EXERCISE: Below is a block of records; repeat all of them exactly.

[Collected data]
============

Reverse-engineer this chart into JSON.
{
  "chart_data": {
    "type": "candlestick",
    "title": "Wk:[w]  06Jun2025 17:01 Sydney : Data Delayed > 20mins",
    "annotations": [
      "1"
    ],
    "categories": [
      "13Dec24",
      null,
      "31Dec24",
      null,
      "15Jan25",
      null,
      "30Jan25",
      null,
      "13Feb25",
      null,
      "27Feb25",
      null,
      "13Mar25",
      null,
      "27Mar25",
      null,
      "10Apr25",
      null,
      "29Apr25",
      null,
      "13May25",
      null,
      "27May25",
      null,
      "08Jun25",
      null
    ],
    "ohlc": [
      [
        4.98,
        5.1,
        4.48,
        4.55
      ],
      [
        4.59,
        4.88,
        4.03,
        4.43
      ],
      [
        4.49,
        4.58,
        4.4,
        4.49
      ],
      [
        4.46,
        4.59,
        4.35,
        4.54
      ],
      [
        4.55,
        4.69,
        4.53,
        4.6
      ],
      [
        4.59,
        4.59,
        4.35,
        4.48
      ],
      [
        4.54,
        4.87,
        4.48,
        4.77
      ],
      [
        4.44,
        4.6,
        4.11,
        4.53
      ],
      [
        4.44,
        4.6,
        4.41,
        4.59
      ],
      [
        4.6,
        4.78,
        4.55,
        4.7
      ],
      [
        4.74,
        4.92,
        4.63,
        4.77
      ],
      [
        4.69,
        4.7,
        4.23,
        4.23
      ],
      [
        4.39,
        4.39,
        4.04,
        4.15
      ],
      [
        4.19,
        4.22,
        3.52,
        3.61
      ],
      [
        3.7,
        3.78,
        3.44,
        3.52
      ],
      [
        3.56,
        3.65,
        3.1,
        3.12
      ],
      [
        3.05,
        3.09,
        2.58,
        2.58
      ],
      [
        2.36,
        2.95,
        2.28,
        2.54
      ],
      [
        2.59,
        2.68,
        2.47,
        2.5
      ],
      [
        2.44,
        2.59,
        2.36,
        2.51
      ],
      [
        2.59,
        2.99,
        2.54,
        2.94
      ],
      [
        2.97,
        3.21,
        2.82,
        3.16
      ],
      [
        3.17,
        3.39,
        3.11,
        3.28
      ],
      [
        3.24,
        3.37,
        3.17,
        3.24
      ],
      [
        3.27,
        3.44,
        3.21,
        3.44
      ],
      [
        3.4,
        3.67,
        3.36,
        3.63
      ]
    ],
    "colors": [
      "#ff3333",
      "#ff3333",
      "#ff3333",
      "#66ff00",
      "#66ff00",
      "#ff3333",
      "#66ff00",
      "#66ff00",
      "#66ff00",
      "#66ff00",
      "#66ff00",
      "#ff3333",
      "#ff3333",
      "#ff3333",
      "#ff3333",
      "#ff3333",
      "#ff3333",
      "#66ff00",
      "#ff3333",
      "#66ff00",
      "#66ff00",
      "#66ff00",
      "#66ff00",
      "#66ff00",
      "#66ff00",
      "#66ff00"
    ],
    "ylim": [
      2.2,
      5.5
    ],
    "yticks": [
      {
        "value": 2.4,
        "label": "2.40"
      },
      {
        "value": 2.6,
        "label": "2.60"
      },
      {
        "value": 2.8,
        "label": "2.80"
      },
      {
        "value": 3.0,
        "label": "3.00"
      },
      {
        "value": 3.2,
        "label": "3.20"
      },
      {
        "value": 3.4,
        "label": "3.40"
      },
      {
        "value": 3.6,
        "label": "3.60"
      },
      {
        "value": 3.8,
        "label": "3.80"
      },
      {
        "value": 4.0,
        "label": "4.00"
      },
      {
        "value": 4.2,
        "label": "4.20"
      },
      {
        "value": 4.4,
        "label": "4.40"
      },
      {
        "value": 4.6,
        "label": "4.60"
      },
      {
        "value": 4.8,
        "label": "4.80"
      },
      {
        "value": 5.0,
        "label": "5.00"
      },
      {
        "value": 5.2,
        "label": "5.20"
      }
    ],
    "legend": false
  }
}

============

REPLY:
Reverse-engineer this chart into JSON.
{
  "chart_data": {
    "type": "candlestick",
    "title": "Wk:[w]  06Jun2025 17:01 Sydney : Data Delayed > 20mins",
    "annotations": [
      "1"
    ],
    "categories": [
      "13Dec24",
      null,
      "31Dec24",
      null,
      "15Jan25",
      null,
      "30Jan25",
      null,
      "13Feb25",
      null,
      "27Feb25",
      null,
      "13Mar25",
      null,
      "27Mar25",
      null,
      "10Apr25",
      null,
      "29Apr25",
      null,
      "13May25",
      null,
      "27May25",
      null,
      "08Jun25",
      null
    ],
    "ohlc": [
      [
        4.98,
        5.1,
        4.48,
        4.55
      ],
      [
        4.59,
        4.88,
        4.03,
        4.43
      ],
      [
        4.49,
        4.58,
        4.4,
        4.49
      ],
      [
        4.46,
        4.59,
        4.35,
        4.54
      ],
      [
        4.55,
        4.69,
        4.53,
        4.6
      ],
      [
        4.59,
        4.59,
        4.35,
        4.48
      ],
      [
        4.54,
        4.87,
        4.48,
        4.77
      ],
      [
        4.44,
        4.6,
        4.11,
        4.53
      ],
      [
        4.44,
        4.6,
        4.41,
        4.59
      ],
      [
        4.6,
        4.78,
        4.55,
        4.7
      ],
      [
        4.74,
        4.92,
        4.63,
        4.77
      ],
      [
        4.69,
        4.7,
        4.23,
        4.23
      ],
      [
        4.39,
        4.39,
        4.04,
        4.15
      ],
      [
        4.19,
        4.22,
        3.52,
        3.61
      ],
      [
        3.7,
        3.78,
        3.44,
        3.52
      ],
      [
        3.56,
        3.65,
        3.1,
        3.12
      ],
      [
        3.05,
        3.09,
        2.58,
        2.58
      ],
      [
        2.36,
        2.95,
        2.28,
        2.54
      ],
      [
        2.59,
        2.68,
        2.47,
        2.5
      ],
      [
        2.44,
        2.59,
        2.36,
        2.51
      ],
      [
        2.59,
        2.99,
        2.54,
        2.94
      ],
      [
        2.97,
        3.21,
        2.82,
        3.16
      ],
      [
        3.17,
        3.39,
        3.11,
        3.28
      ],
      [
        3.24,
        3.37,
        3.17,
        3.24
      ],
      [
        3.27,
        3.44,
        3.21,
        3.44
      ],
      [
        3.4,
        3.67,
        3.36,
        3.63
      ]
    ],
    "colors": [
      "#ff3333",
      "#ff3333",
      "#ff3333",
      "#66ff00",
      "#66ff00",
      "#ff3333",
      "#66ff00",
      "#66ff00",
      "#66ff00",
      "#66ff00",
      "#66ff00",
      "#ff3333",
      "#ff3333",
      "#ff3333",
      "#ff3333",
      "#ff3333",
      "#ff3333",
      "#66ff00",
      "#ff3333",
      "#66ff00",
      "#66ff00",
      "#66ff00",
      "#66ff00",
      "#66ff00",
      "#66ff00",
      "#66ff00"
    ],
    "ylim": [
      2.2,
      5.5
    ],
    "yticks": [
      {
        "value": 2.4,
        "label": "2.40"
      },
      {
        "value": 2.6,
        "label": "2.60"
      },
      {
        "value": 2.8,
        "label": "2.80"
      },
      {
        "value": 3.0,
        "label": "3.00"
      },
      {
        "value": 3.2,
        "label": "3.20"
      },
      {
        "value": 3.4,
        "label": "3.40"
      },
      {
        "value": 3.6,
        "label": "3.60"
      },
      {
        "value": 3.8,
        "label": "3.80"
      },
      {
        "value": 4.0,
        "label": "4.00"
      },
      {
        "value": 4.2,
        "label": "4.20"
      },
      {
        "value": 4.4,
        "label": "4.40"
      },
      {
        "value": 4.6,
        "label": "4.60"
      },
      {
        "value": 4.8,
        "label": "4.80"
      },
      {
        "value": 5.0,
        "label": "5.00"
      },
      {
        "value": 5.2,
        "label": "5.20"
      }
    ],
    "legend": false
  }
}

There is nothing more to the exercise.